WHAT TO WORK ON
Return exactly the lines of the data below, from the one that contains "Type out the text in this image." through the final line, and leave out every picture.

Data excerpts
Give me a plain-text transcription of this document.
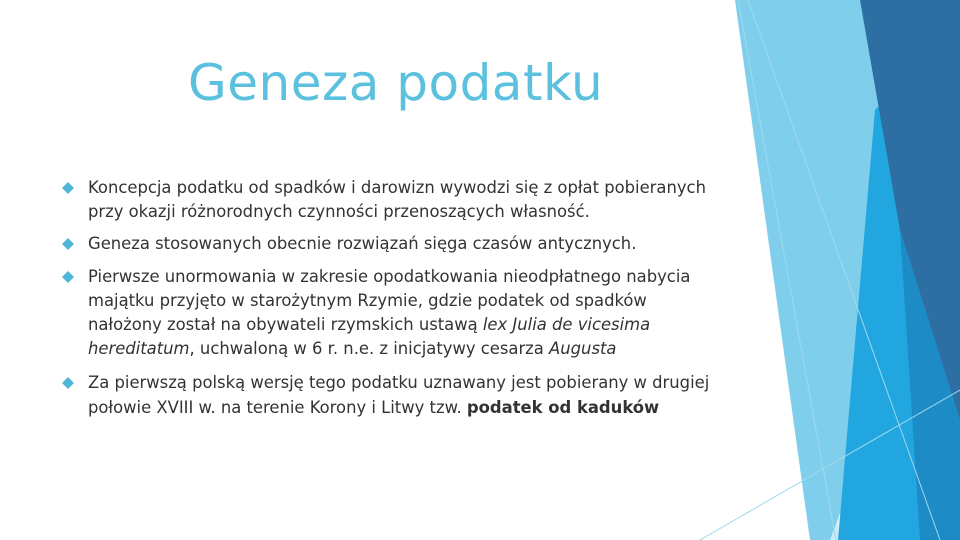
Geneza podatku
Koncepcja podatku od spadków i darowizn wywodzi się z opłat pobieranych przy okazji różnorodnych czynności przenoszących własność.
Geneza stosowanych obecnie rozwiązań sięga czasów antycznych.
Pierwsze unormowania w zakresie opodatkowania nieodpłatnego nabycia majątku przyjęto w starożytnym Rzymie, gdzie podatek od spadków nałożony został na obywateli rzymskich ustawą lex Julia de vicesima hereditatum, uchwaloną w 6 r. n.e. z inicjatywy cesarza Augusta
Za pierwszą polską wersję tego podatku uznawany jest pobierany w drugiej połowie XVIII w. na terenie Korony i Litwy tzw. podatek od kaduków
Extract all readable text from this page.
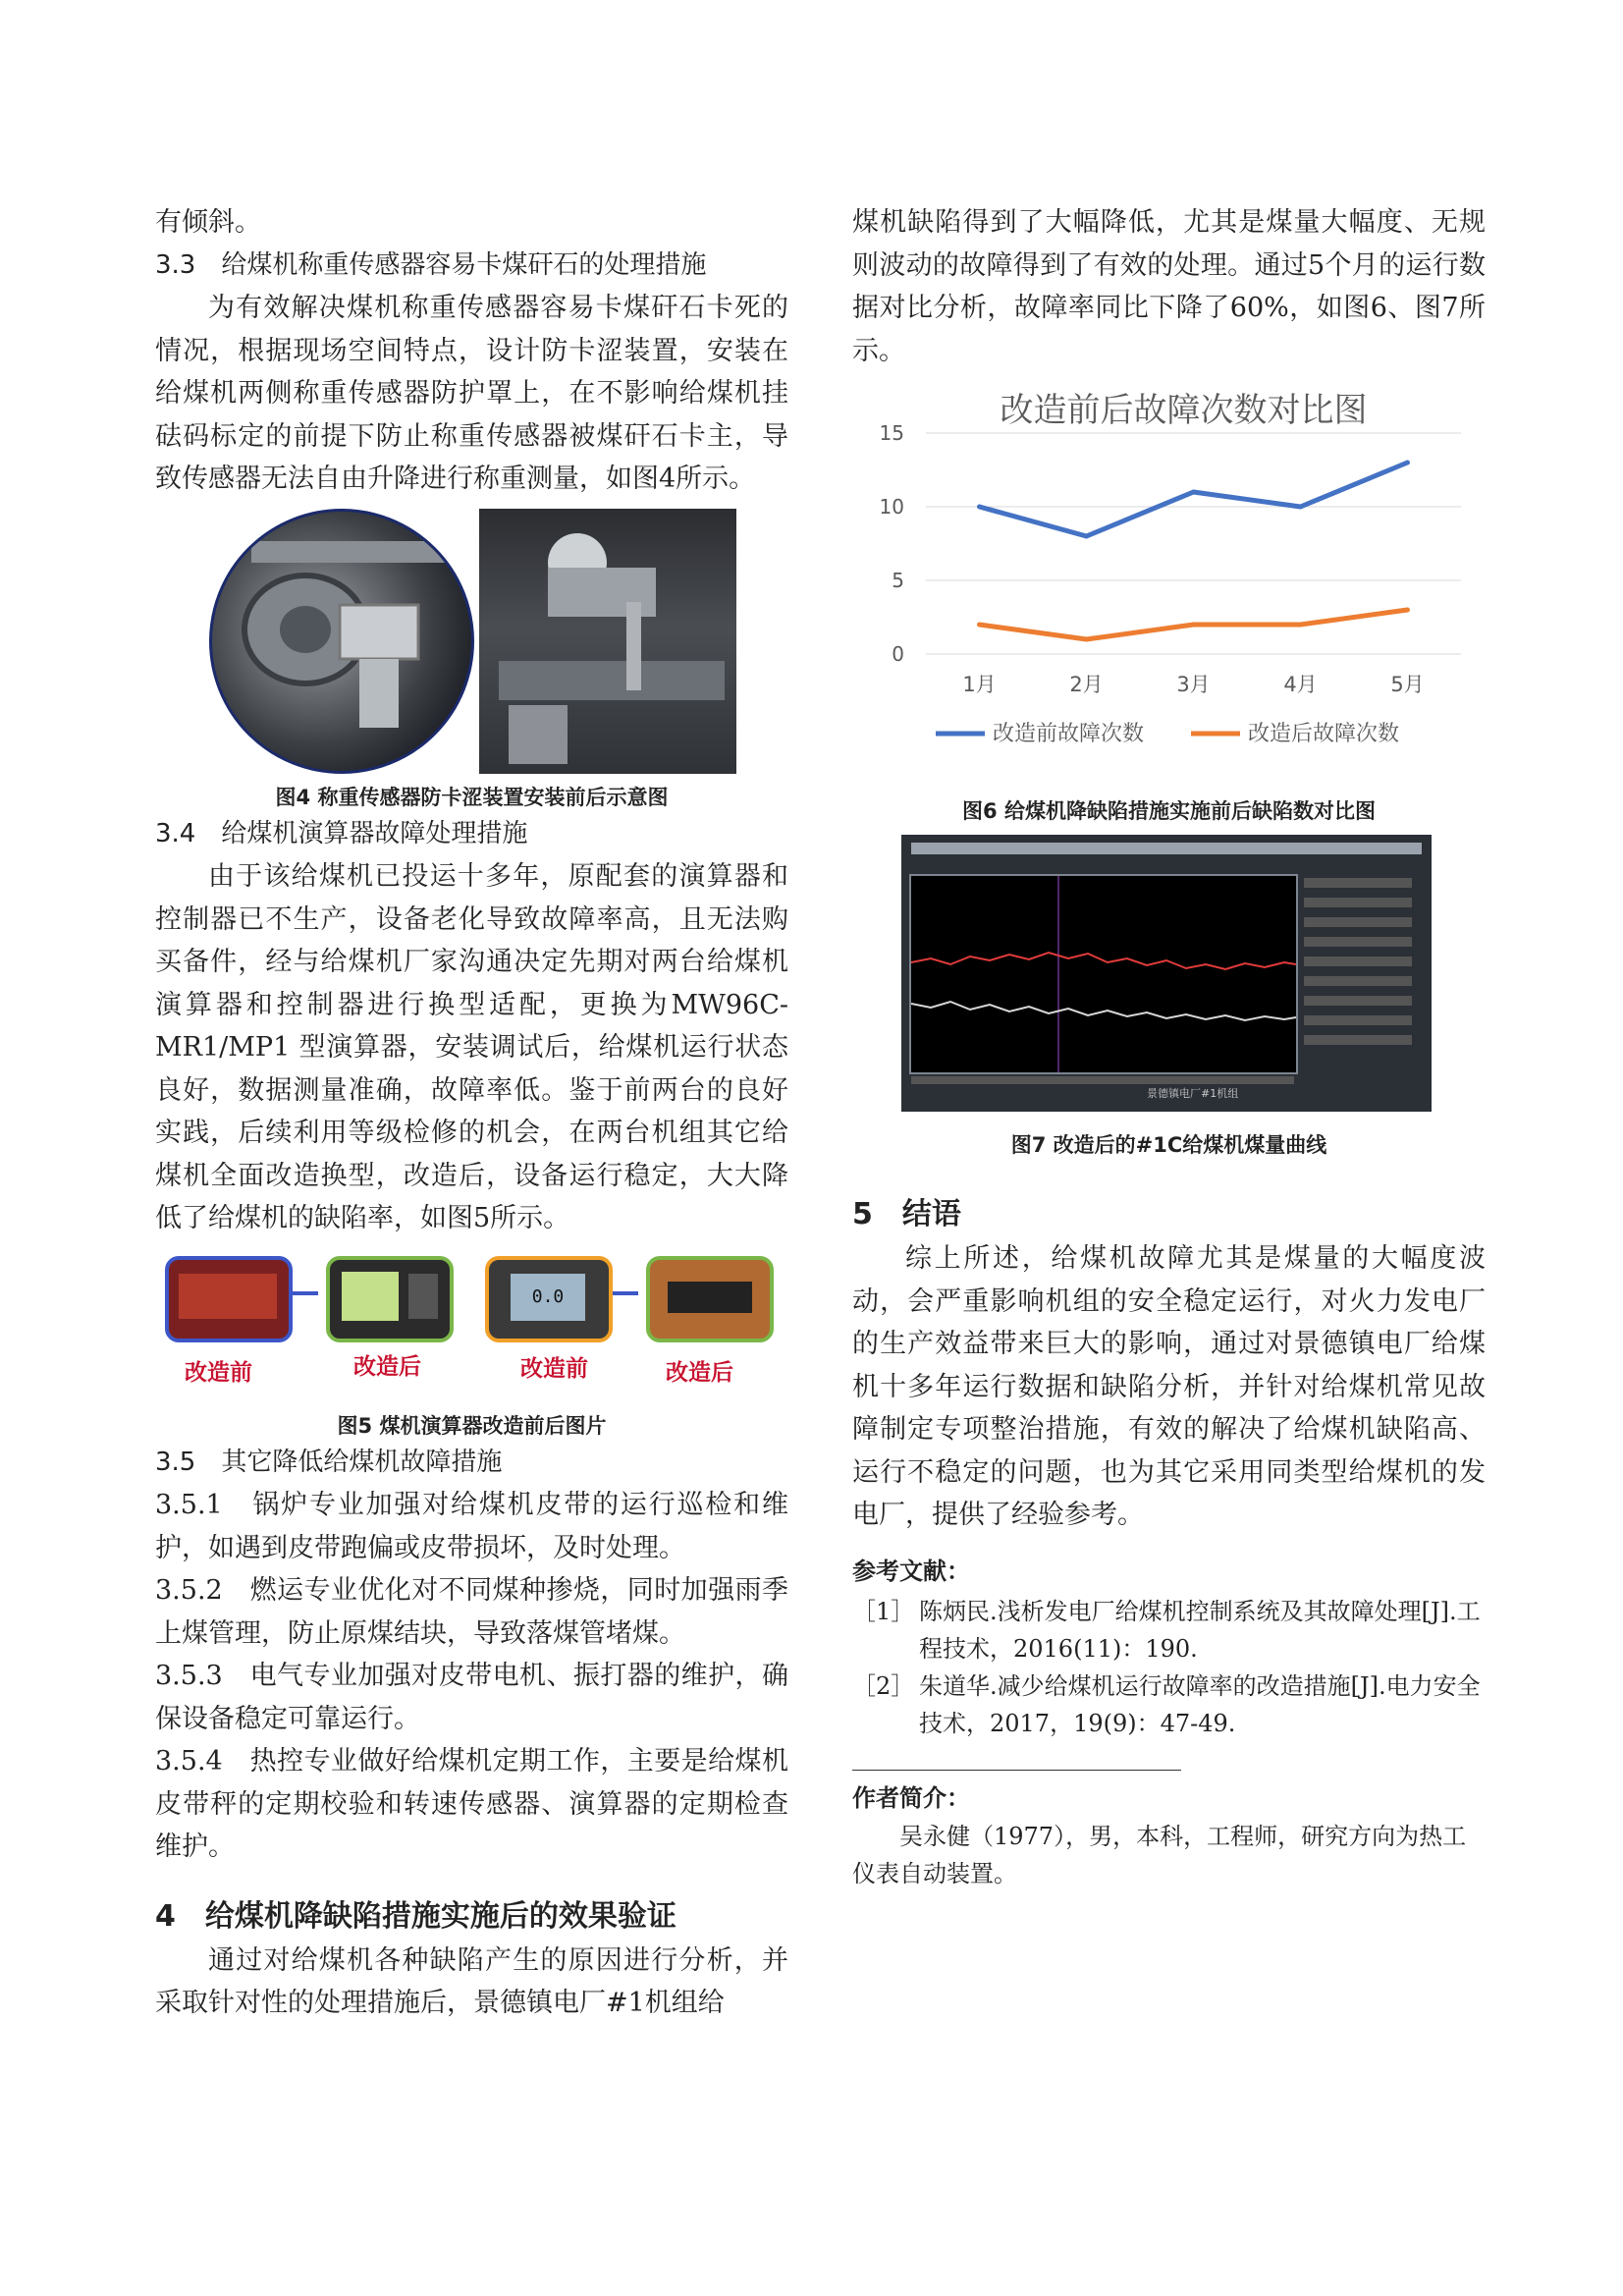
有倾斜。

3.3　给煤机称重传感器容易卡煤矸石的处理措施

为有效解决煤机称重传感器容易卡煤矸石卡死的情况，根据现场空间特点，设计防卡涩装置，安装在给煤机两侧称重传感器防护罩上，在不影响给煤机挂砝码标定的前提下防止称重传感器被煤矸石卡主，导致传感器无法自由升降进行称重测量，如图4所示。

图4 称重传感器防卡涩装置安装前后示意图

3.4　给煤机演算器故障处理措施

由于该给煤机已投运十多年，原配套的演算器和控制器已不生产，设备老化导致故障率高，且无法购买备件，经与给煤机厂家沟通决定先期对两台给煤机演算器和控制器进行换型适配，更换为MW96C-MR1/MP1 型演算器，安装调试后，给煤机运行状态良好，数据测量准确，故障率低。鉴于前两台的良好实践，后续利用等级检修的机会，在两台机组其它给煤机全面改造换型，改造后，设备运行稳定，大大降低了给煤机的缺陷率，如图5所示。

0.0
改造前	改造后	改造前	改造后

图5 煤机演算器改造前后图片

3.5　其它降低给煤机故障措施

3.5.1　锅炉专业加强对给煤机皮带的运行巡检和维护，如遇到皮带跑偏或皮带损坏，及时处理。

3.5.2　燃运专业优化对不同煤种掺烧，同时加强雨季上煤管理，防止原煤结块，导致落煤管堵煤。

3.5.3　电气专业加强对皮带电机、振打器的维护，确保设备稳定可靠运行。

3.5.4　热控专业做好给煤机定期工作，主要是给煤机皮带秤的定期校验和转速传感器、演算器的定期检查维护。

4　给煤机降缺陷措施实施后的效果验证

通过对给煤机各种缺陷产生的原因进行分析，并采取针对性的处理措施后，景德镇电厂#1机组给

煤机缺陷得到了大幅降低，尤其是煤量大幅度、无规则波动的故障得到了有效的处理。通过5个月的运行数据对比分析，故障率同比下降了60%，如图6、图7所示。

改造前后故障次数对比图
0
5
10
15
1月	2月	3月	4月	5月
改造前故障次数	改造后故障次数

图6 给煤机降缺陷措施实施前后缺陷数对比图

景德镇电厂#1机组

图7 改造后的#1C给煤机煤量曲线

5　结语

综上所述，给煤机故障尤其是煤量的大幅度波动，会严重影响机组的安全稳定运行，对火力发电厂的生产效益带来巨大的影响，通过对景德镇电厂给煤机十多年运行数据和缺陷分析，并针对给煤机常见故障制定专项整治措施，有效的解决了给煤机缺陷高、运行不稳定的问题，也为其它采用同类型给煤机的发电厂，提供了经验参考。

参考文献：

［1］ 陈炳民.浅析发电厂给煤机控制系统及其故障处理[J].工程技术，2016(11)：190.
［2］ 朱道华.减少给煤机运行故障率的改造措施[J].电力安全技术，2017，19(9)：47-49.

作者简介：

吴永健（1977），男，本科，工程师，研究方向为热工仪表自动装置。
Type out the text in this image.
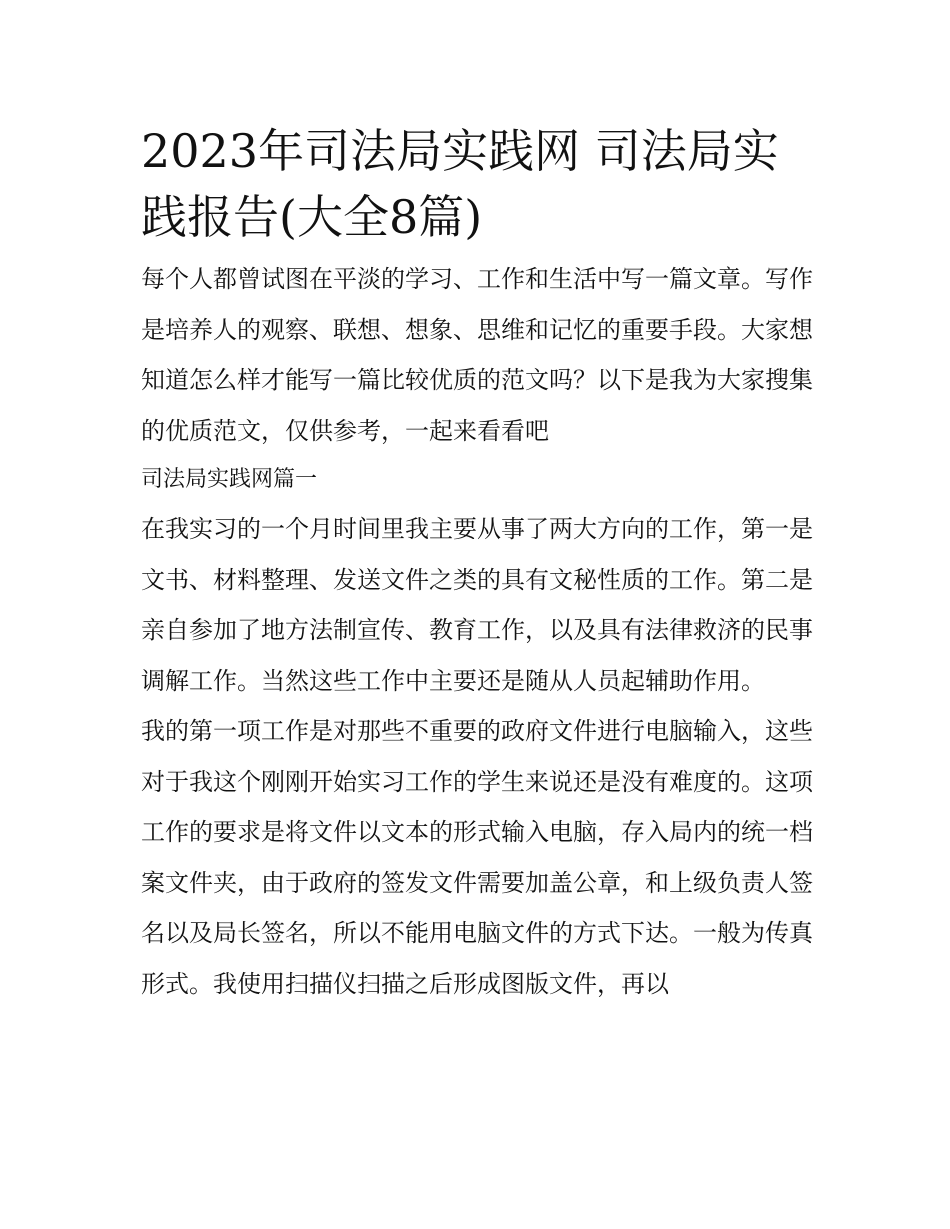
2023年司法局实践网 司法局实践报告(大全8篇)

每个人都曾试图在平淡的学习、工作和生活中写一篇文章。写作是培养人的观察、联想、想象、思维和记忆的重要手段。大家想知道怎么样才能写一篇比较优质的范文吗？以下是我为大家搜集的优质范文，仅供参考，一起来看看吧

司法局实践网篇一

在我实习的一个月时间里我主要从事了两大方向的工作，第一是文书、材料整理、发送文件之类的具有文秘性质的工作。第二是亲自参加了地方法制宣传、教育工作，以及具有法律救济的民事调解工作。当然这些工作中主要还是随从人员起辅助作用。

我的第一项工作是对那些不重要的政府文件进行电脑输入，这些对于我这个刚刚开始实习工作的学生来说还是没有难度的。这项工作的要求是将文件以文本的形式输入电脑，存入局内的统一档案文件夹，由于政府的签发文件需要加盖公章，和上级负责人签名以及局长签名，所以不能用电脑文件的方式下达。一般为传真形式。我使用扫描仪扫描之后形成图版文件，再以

WRITTEN REPLY
Type out the text in this image.
2023年司法局实践网 司法局实践报告(大全8篇)

每个人都曾试图在平淡的学习、工作和生活中写一篇文章。写作是培养人的观察、联想、想象、思维和记忆的重要手段。大家想知道怎么样才能写一篇比较优质的范文吗？以下是我为大家搜集的优质范文，仅供参考，一起来看看吧

司法局实践网篇一

在我实习的一个月时间里我主要从事了两大方向的工作，第一是文书、材料整理、发送文件之类的具有文秘性质的工作。第二是亲自参加了地方法制宣传、教育工作，以及具有法律救济的民事调解工作。当然这些工作中主要还是随从人员起辅助作用。

我的第一项工作是对那些不重要的政府文件进行电脑输入，这些对于我这个刚刚开始实习工作的学生来说还是没有难度的。这项工作的要求是将文件以文本的形式输入电脑，存入局内的统一档案文件夹，由于政府的签发文件需要加盖公章，和上级负责人签名以及局长签名，所以不能用电脑文件的方式下达。一般为传真形式。我使用扫描仪扫描之后形成图版文件，再以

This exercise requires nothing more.